Description of the task —
In the passage about meditation, can you reproduce the stretch from "One day as I" through "and . . . BE MYSELF.", changing "meditation cushion" to "yoga mat"?

Text provided —

-------

I began practicing Buddhism with the understanding that it would fix whatever was wrong with me. It would turn me from a grouchy, depressed, insecure person into someone who was patient, loving, and confident. I could hardly wait for these results to take root.
Yet, after years and years of spiritual practice, I was still . . . myself. My “self ” was what I was hoping to vanquish, yet she hung around constantly, pawing at me, irritating me with her problems and defects, endlessly needy at every turn. It was so embarrassing. I worked harder and harder still, but I stubbornly remained myself. I continued to meditate with the hope that one day I would finally break through to the person I knew I could be if only I could stop being myself.
One day as I was sitting down to practice, rather than being serene and joyful at yet another opportunity to release stress and reconnect with the “universe” (whatever that means), I looked at my meditation cushion and thought, Fuck you, you fucking fuck. Stop taunting me with your gaily colored slipcover and well-worn indentations in the exact shape of my personal butt indicating many hours of sitting, which have apparently got me exactly nowhere. I GIVE UP. I’m not going to meditate anymore, not for. One. More. Second. I’m just going to sit here and . . . and . . . and . . . BE MYSELF.
And so I did. I just sat there. No technique, no “mindfulness” of this or that, no ambition, no hope. When the practice was over, instead of dunning myself for yet another fruitless session (I was still myself, after all), I experienced the release that comes with relinquishing any attempt to get anywhere. I remember thinking, This is what meditation is actually meant to be. It’s not a gambit to finally become someone worthy and lovable; it’s a way, perhaps, of demonstrating and discovering worthiness and love through letting go of all efforts to grasp such things. Upon doing so one discovers, it appears, that worthiness and love are all that are left. (Don’t take my word for that. Or anything, really. Promise.)

-------

Excerpted records —

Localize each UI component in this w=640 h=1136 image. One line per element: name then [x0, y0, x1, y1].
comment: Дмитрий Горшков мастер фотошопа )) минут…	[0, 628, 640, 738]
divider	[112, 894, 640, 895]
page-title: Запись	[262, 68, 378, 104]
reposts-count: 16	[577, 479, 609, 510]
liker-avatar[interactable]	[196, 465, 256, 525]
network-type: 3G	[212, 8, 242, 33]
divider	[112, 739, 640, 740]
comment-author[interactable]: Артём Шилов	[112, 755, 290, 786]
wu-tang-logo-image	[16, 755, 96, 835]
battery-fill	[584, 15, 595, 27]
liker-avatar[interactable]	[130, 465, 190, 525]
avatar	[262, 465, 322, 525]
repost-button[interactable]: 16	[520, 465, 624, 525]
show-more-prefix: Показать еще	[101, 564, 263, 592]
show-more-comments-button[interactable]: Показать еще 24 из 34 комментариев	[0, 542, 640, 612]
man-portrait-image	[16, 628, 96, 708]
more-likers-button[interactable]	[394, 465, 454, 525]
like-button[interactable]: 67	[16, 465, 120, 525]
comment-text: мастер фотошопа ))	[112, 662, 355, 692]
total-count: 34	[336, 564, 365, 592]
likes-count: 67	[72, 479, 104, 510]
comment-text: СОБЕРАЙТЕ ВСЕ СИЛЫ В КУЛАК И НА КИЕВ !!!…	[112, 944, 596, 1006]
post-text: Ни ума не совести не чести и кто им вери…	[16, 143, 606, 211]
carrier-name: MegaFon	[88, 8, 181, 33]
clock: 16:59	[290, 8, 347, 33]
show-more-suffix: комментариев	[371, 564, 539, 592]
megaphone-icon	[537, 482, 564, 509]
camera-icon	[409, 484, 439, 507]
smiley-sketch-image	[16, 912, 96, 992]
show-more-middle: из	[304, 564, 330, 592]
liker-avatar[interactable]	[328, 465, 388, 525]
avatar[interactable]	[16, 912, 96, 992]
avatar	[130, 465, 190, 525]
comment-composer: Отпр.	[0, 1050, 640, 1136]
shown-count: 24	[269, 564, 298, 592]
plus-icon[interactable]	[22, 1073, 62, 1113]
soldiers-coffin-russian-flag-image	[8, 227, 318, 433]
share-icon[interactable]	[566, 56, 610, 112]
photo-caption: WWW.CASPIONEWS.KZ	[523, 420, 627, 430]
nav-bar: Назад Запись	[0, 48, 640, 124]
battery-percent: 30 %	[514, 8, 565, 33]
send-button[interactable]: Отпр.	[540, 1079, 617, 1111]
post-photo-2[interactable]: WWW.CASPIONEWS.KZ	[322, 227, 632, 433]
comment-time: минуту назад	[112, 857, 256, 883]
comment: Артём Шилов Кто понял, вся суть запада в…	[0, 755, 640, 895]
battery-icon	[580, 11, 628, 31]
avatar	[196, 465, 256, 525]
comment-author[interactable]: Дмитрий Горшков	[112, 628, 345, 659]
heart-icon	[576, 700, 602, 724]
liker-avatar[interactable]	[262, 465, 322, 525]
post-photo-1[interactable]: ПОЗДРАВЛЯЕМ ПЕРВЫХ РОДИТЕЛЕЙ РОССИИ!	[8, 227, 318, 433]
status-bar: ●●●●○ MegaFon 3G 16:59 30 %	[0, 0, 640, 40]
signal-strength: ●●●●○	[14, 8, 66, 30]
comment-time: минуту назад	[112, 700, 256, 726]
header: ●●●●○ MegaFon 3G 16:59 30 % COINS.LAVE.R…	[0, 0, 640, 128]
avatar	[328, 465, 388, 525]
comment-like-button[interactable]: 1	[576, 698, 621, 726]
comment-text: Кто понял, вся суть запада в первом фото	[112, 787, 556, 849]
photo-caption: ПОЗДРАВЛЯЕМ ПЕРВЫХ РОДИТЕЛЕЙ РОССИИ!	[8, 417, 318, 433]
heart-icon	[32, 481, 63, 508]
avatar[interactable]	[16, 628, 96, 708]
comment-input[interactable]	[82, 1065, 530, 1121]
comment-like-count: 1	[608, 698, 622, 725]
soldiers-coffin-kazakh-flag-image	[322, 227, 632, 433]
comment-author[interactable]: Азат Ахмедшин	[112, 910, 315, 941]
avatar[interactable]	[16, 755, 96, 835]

-------

Solution —
One day as I was sitting down to practice, rather than being serene and joyful at yet another opportunity to release stress and reconnect with the “universe” (whatever that means), I looked at my yoga mat and thought, Fuck you, you fucking fuck. Stop taunting me with your gaily colored slipcover and well-worn indentations in the exact shape of my personal butt indicating many hours of sitting, which have apparently got me exactly nowhere. I GIVE UP. I’m not going to meditate anymore, not for. One. More. Second. I’m just going to sit here and . . . and . . . and . . . BE MYSELF.